# Listed records
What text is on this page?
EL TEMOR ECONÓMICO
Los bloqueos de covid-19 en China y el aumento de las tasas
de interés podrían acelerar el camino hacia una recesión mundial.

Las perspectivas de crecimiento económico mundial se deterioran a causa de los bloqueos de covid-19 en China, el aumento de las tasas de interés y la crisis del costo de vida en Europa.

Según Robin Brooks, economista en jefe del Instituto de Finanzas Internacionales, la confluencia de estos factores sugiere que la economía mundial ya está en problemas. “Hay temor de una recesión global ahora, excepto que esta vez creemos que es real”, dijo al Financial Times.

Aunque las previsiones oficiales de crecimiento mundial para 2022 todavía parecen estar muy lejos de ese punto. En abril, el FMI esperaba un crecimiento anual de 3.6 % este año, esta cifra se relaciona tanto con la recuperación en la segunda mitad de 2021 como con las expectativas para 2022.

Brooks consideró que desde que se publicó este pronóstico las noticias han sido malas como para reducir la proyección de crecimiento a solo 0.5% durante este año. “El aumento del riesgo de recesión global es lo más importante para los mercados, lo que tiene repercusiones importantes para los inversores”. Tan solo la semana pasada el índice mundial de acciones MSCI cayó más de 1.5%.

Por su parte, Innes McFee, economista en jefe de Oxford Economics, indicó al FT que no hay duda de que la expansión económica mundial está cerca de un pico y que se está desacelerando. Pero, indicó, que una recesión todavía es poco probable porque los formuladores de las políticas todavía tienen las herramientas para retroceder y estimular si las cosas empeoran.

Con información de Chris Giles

# Aim
Extract the entries above verbatim.

# Written solution
What text is on this page?
EL TEMOR ECONÓMICO
Los bloqueos de covid-19 en China y el aumento de las tasas
de interés podrían acelerar el camino hacia una recesión mundial.

Las perspectivas de crecimiento económico mundial se deterioran a causa de los bloqueos de covid-19 en China, el aumento de las tasas de interés y la crisis del costo de vida en Europa.

Según Robin Brooks, economista en jefe del Instituto de Finanzas Internacionales, la confluencia de estos factores sugiere que la economía mundial ya está en problemas. “Hay temor de una recesión global ahora, excepto que esta vez creemos que es real”, dijo al Financial Times.

Aunque las previsiones oficiales de crecimiento mundial para 2022 todavía parecen estar muy lejos de ese punto. En abril, el FMI esperaba un crecimiento anual de 3.6 % este año, esta cifra se relaciona tanto con la recuperación en la segunda mitad de 2021 como con las expectativas para 2022.

Brooks consideró que desde que se publicó este pronóstico las noticias han sido malas como para reducir la proyección de crecimiento a solo 0.5% durante este año. “El aumento del riesgo de recesión global es lo más importante para los mercados, lo que tiene repercusiones importantes para los inversores”. Tan solo la semana pasada el índice mundial de acciones MSCI cayó más de 1.5%.

Por su parte, Innes McFee, economista en jefe de Oxford Economics, indicó al FT que no hay duda de que la expansión económica mundial está cerca de un pico y que se está desacelerando. Pero, indicó, que una recesión todavía es poco probable porque los formuladores de las políticas todavía tienen las herramientas para retroceder y estimular si las cosas empeoran.

Con información de Chris Giles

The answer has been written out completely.